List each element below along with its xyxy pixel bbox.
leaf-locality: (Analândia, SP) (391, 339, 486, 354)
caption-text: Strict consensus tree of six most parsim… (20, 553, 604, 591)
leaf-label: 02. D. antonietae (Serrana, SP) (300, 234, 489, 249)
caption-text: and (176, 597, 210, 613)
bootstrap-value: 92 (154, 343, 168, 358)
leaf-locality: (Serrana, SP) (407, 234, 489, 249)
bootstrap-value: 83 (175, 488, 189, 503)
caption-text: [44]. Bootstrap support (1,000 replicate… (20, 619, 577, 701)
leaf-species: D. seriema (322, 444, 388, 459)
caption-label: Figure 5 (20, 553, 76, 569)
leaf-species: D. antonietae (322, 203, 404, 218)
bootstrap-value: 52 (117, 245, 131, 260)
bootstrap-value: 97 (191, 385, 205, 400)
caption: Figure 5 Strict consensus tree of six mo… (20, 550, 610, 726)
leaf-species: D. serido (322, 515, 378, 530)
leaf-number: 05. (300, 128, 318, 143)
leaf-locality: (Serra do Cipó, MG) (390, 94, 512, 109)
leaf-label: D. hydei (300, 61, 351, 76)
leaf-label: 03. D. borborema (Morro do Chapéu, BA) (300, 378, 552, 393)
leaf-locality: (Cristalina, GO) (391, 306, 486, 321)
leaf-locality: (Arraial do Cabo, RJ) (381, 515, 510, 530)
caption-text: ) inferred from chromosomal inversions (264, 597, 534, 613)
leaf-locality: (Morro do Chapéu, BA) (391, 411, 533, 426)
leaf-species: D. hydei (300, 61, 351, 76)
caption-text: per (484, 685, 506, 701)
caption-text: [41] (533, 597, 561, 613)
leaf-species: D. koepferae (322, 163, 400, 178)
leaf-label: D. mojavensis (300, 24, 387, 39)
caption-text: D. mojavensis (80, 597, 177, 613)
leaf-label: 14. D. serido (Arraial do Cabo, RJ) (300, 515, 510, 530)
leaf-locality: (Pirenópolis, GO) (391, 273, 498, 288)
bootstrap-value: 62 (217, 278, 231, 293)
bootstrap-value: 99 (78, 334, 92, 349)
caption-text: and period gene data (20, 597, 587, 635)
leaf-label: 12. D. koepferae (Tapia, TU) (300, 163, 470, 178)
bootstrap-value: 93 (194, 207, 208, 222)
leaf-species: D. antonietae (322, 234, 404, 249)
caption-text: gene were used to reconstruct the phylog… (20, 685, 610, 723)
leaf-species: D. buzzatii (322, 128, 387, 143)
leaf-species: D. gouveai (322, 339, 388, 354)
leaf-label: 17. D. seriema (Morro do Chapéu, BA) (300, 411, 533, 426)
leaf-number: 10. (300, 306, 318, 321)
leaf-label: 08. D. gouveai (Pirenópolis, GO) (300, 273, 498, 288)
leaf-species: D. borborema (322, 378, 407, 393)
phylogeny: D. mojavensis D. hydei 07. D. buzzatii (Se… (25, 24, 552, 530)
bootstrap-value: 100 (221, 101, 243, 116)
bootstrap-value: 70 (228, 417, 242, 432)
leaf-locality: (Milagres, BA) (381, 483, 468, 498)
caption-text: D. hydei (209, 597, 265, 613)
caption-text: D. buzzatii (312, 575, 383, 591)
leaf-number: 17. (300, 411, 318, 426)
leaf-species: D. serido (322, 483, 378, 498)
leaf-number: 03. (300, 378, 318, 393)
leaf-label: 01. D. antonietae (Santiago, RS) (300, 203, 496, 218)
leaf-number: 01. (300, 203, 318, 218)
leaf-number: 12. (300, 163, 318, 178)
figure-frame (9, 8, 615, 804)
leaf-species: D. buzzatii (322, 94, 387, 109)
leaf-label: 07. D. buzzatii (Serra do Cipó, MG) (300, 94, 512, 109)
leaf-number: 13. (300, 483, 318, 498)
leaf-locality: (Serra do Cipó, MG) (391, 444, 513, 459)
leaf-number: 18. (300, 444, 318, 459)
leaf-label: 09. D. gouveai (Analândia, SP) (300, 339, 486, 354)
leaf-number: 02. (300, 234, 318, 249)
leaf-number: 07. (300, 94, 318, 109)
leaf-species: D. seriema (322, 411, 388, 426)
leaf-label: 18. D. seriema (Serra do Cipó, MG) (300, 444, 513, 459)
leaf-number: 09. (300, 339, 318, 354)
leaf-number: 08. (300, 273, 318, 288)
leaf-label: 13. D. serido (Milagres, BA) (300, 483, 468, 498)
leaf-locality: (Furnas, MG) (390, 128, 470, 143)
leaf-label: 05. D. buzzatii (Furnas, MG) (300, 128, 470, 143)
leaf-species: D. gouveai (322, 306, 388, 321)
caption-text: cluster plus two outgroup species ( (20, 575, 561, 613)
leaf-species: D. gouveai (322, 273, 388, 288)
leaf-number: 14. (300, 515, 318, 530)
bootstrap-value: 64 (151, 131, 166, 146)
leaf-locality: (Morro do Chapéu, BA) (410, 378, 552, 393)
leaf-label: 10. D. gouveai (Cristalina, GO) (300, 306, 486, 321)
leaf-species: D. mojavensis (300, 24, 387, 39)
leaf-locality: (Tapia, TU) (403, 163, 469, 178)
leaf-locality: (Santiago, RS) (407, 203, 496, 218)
-.-.-
#### WHAT IS NEEDED:
Count the lines above in which the word "Furnas" appears, then state only that count.

#### EXERCISE ANSWER:
2